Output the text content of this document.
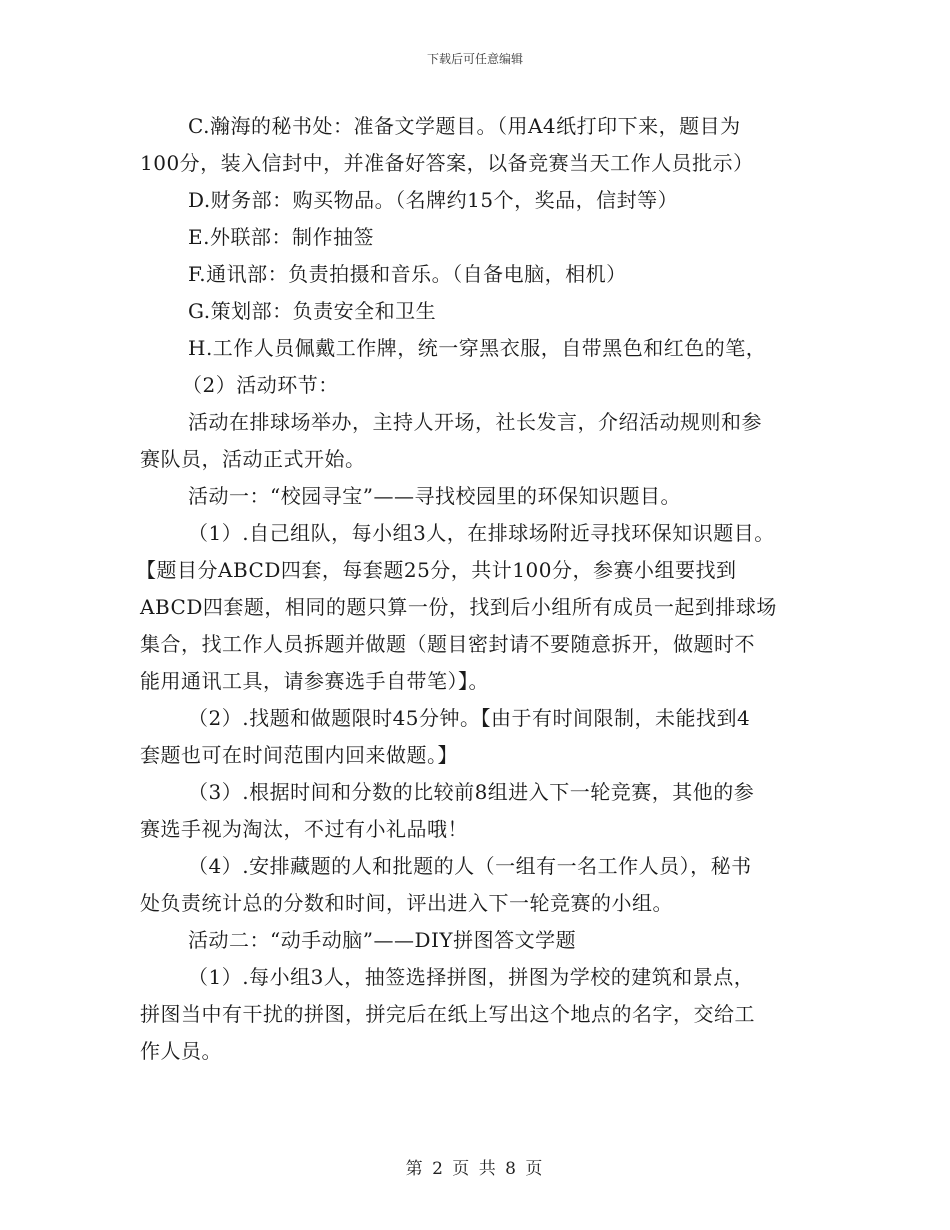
下载后可任意编辑
C.瀚海的秘书处：准备文学题目。（用A4纸打印下来，题目为
100分，装入信封中，并准备好答案，以备竞赛当天工作人员批示）
D.财务部：购买物品。（名牌约15个，奖品，信封等）
E.外联部：制作抽签
F.通讯部：负责拍摄和音乐。（自备电脑，相机）
G.策划部：负责安全和卫生
H.工作人员佩戴工作牌，统一穿黑衣服，自带黑色和红色的笔，
（2）活动环节：
活动在排球场举办，主持人开场，社长发言，介绍活动规则和参
赛队员，活动正式开始。
活动一：“校园寻宝”——寻找校园里的环保知识题目。
（1）.自己组队，每小组3人，在排球场附近寻找环保知识题目。
【题目分ABCD四套，每套题25分，共计100分，参赛小组要找到
ABCD四套题，相同的题只算一份，找到后小组所有成员一起到排球场
集合，找工作人员拆题并做题（题目密封请不要随意拆开，做题时不
能用通讯工具，请参赛选手自带笔）】。
（2）.找题和做题限时45分钟。【由于有时间限制，未能找到4
套题也可在时间范围内回来做题。】
（3）.根据时间和分数的比较前8组进入下一轮竞赛，其他的参
赛选手视为淘汰，不过有小礼品哦！
（4）.安排藏题的人和批题的人（一组有一名工作人员），秘书
处负责统计总的分数和时间，评出进入下一轮竞赛的小组。
活动二：“动手动脑”——DIY拼图答文学题
（1）.每小组3人，抽签选择拼图，拼图为学校的建筑和景点，
拼图当中有干扰的拼图，拼完后在纸上写出这个地点的名字，交给工
作人员。
第 2 页 共 8 页
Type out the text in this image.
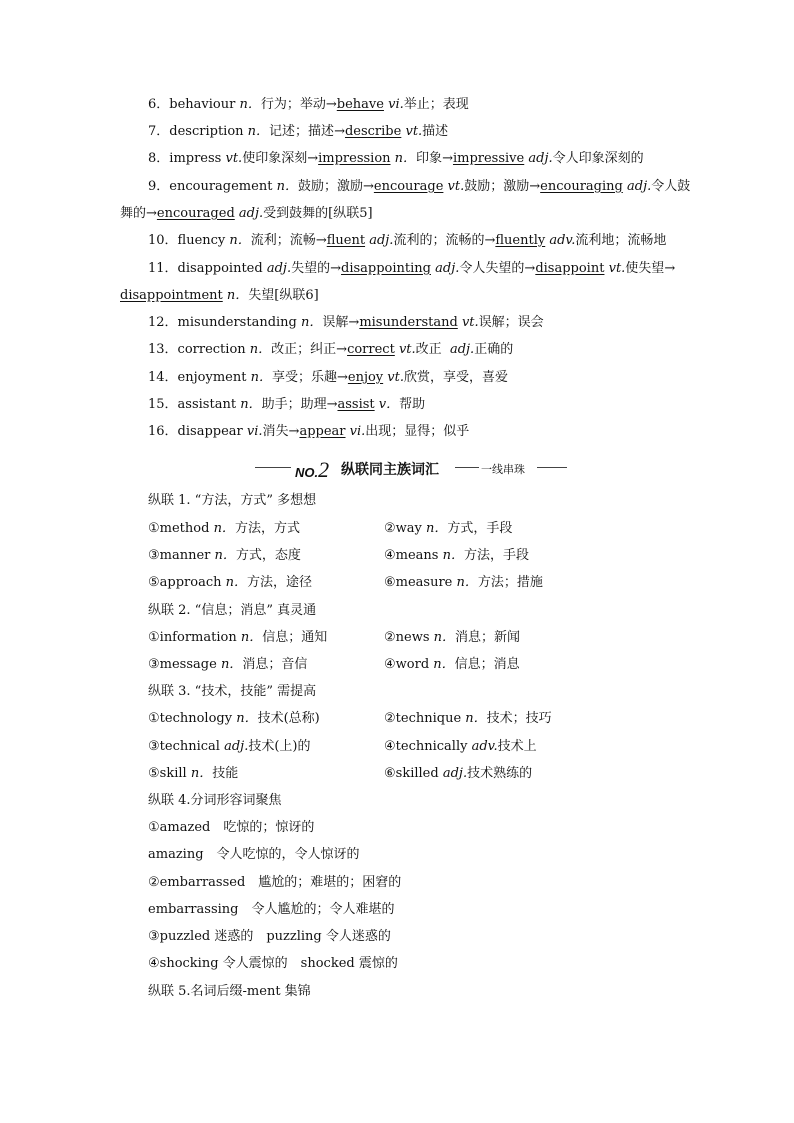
6．behaviour n．行为；举动→behave vi.举止；表现
7．description n．记述；描述→describe vt.描述
8．impress vt.使印象深刻→impression n．印象→impressive adj.令人印象深刻的
9．encouragement n．鼓励；激励→encourage vt.鼓励；激励→encouraging adj.令人鼓
舞的→encouraged adj.受到鼓舞的[纵联5]
10．fluency n．流利；流畅→fluent adj.流利的；流畅的→fluently adv.流利地；流畅地
11．disappointed adj.失望的→disappointing adj.令人失望的→disappoint vt.使失望→
disappointment n．失望[纵联6]
12．misunderstanding n．误解→misunderstand vt.误解；误会
13．correction n．改正；纠正→correct vt.改正 adj.正确的
14．enjoyment n．享受；乐趣→enjoy vt.欣赏，享受，喜爱
15．assistant n．助手；助理→assist v．帮助
16．disappear vi.消失→appear vi.出现；显得；似乎
NO.2 纵联同主族词汇	一线串珠
纵联 1. “方法，方式” 多想想
①method n．方法，方式	②way n．方式，手段
③manner n．方式，态度	④means n．方法，手段
⑤approach n．方法，途径	⑥measure n．方法；措施
纵联 2. “信息；消息” 真灵通
①information n．信息；通知	②news n．消息；新闻
③message n．消息；音信	④word n．信息；消息
纵联 3. “技术，技能” 需提高
①technology n．技术(总称)	②technique n．技术；技巧
③technical adj.技术(上)的	④technically adv.技术上
⑤skill n．技能	⑥skilled adj.技术熟练的
纵联 4.分词形容词聚焦
①amazed　吃惊的；惊讶的
amazing　令人吃惊的，令人惊讶的
②embarrassed　尴尬的；难堪的；困窘的
embarrassing　令人尴尬的；令人难堪的
③puzzled 迷惑的　puzzling 令人迷惑的
④shocking 令人震惊的　shocked 震惊的
纵联 5.名词后缀-ment 集锦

----------

> **REQUIREMENTS**:
Gather from the data above every line with the string "text".

> **FINISHED EXERCISE**:
Output the text content of this document.
Type out the text in this image.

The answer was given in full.